Given instruction: Restate the entries below verbatim.

Dataset extract:
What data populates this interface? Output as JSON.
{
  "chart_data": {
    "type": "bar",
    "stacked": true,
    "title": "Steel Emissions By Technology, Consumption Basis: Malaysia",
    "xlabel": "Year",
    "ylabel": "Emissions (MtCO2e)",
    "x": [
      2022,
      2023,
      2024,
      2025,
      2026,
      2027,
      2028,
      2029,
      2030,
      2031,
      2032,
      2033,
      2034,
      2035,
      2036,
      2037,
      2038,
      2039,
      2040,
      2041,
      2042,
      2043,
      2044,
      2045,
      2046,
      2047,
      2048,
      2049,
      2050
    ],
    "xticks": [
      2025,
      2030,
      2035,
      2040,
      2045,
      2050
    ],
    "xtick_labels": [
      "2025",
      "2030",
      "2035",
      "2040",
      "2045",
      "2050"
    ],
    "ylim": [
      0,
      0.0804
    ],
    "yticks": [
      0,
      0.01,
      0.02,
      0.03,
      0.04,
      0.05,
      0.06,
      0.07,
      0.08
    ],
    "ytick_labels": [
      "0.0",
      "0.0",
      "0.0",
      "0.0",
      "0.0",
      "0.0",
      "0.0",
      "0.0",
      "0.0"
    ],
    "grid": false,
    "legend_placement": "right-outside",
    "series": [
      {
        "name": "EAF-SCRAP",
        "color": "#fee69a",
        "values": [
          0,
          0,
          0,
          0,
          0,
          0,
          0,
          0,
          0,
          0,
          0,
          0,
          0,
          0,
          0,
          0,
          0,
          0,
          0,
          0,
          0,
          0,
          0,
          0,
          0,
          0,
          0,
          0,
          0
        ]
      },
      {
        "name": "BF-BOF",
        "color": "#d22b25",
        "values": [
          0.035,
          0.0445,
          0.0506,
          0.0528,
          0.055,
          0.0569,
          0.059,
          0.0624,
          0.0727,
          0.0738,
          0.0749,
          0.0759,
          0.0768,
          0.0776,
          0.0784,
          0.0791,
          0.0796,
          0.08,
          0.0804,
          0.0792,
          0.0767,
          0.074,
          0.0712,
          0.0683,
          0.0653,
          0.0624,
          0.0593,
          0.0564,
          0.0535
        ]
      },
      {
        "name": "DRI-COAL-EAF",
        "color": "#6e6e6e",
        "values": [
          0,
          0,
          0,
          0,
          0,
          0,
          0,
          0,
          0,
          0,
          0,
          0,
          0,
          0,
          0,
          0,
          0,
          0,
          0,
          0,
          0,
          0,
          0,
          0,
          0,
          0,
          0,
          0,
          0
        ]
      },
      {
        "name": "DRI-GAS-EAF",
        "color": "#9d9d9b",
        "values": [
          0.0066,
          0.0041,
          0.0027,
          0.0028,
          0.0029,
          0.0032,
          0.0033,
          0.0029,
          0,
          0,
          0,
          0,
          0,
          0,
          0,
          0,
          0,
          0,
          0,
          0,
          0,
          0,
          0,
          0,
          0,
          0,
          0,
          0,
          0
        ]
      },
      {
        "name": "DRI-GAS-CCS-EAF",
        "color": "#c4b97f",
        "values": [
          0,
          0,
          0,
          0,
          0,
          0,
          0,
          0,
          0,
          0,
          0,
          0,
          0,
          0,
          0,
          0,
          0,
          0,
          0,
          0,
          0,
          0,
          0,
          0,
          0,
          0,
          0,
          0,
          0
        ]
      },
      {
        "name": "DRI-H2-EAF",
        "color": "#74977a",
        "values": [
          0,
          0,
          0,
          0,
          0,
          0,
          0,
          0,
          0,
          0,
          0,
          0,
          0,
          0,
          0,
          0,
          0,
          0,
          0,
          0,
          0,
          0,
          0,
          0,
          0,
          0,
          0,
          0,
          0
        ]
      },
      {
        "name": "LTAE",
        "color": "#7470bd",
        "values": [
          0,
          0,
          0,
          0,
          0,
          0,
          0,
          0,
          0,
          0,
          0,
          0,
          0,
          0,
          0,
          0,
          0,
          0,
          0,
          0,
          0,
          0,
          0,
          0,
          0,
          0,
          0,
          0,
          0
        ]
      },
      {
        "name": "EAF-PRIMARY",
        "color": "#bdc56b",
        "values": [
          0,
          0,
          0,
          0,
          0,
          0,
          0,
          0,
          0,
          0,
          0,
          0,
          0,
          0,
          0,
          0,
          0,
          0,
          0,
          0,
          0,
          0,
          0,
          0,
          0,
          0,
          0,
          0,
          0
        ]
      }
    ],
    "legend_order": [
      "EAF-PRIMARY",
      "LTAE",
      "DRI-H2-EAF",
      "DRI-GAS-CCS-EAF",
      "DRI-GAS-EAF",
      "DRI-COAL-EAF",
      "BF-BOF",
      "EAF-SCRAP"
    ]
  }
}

Response below:
What data populates this interface? Output as JSON.
{
  "chart_data": {
    "type": "bar",
    "stacked": true,
    "title": "Steel Emissions By Technology, Consumption Basis: Malaysia",
    "xlabel": "Year",
    "ylabel": "Emissions (MtCO2e)",
    "x": [
      2022,
      2023,
      2024,
      2025,
      2026,
      2027,
      2028,
      2029,
      2030,
      2031,
      2032,
      2033,
      2034,
      2035,
      2036,
      2037,
      2038,
      2039,
      2040,
      2041,
      2042,
      2043,
      2044,
      2045,
      2046,
      2047,
      2048,
      2049,
      2050
    ],
    "xticks": [
      2025,
      2030,
      2035,
      2040,
      2045,
      2050
    ],
    "xtick_labels": [
      "2025",
      "2030",
      "2035",
      "2040",
      "2045",
      "2050"
    ],
    "ylim": [
      0,
      0.0804
    ],
    "yticks": [
      0,
      0.01,
      0.02,
      0.03,
      0.04,
      0.05,
      0.06,
      0.07,
      0.08
    ],
    "ytick_labels": [
      "0.0",
      "0.0",
      "0.0",
      "0.0",
      "0.0",
      "0.0",
      "0.0",
      "0.0",
      "0.0"
    ],
    "grid": false,
    "legend_placement": "right-outside",
    "series": [
      {
        "name": "EAF-SCRAP",
        "color": "#fee69a",
        "values": [
          0,
          0,
          0,
          0,
          0,
          0,
          0,
          0,
          0,
          0,
          0,
          0,
          0,
          0,
          0,
          0,
          0,
          0,
          0,
          0,
          0,
          0,
          0,
          0,
          0,
          0,
          0,
          0,
          0
        ]
      },
      {
        "name": "BF-BOF",
        "color": "#d22b25",
        "values": [
          0.035,
          0.0445,
          0.0506,
          0.0528,
          0.055,
          0.0569,
          0.059,
          0.0624,
          0.0727,
          0.0738,
          0.0749,
          0.0759,
          0.0768,
          0.0776,
          0.0784,
          0.0791,
          0.0796,
          0.08,
          0.0804,
          0.0792,
          0.0767,
          0.074,
          0.0712,
          0.0683,
          0.0653,
          0.0624,
          0.0593,
          0.0564,
          0.0535
        ]
      },
      {
        "name": "DRI-COAL-EAF",
        "color": "#6e6e6e",
        "values": [
          0,
          0,
          0,
          0,
          0,
          0,
          0,
          0,
          0,
          0,
          0,
          0,
          0,
          0,
          0,
          0,
          0,
          0,
          0,
          0,
          0,
          0,
          0,
          0,
          0,
          0,
          0,
          0,
          0
        ]
      },
      {
        "name": "DRI-GAS-EAF",
        "color": "#9d9d9b",
        "values": [
          0.0066,
          0.0041,
          0.0027,
          0.0028,
          0.0029,
          0.0032,
          0.0033,
          0.0029,
          0,
          0,
          0,
          0,
          0,
          0,
          0,
          0,
          0,
          0,
          0,
          0,
          0,
          0,
          0,
          0,
          0,
          0,
          0,
          0,
          0
        ]
      },
      {
        "name": "DRI-GAS-CCS-EAF",
        "color": "#c4b97f",
        "values": [
          0,
          0,
          0,
          0,
          0,
          0,
          0,
          0,
          0,
          0,
          0,
          0,
          0,
          0,
          0,
          0,
          0,
          0,
          0,
          0,
          0,
          0,
          0,
          0,
          0,
          0,
          0,
          0,
          0
        ]
      },
      {
        "name": "DRI-H2-EAF",
        "color": "#74977a",
        "values": [
          0,
          0,
          0,
          0,
          0,
          0,
          0,
          0,
          0,
          0,
          0,
          0,
          0,
          0,
          0,
          0,
          0,
          0,
          0,
          0,
          0,
          0,
          0,
          0,
          0,
          0,
          0,
          0,
          0
        ]
      },
      {
        "name": "LTAE",
        "color": "#7470bd",
        "values": [
          0,
          0,
          0,
          0,
          0,
          0,
          0,
          0,
          0,
          0,
          0,
          0,
          0,
          0,
          0,
          0,
          0,
          0,
          0,
          0,
          0,
          0,
          0,
          0,
          0,
          0,
          0,
          0,
          0
        ]
      },
      {
        "name": "EAF-PRIMARY",
        "color": "#bdc56b",
        "values": [
          0,
          0,
          0,
          0,
          0,
          0,
          0,
          0,
          0,
          0,
          0,
          0,
          0,
          0,
          0,
          0,
          0,
          0,
          0,
          0,
          0,
          0,
          0,
          0,
          0,
          0,
          0,
          0,
          0
        ]
      }
    ],
    "legend_order": [
      "EAF-PRIMARY",
      "LTAE",
      "DRI-H2-EAF",
      "DRI-GAS-CCS-EAF",
      "DRI-GAS-EAF",
      "DRI-COAL-EAF",
      "BF-BOF",
      "EAF-SCRAP"
    ]
  }
}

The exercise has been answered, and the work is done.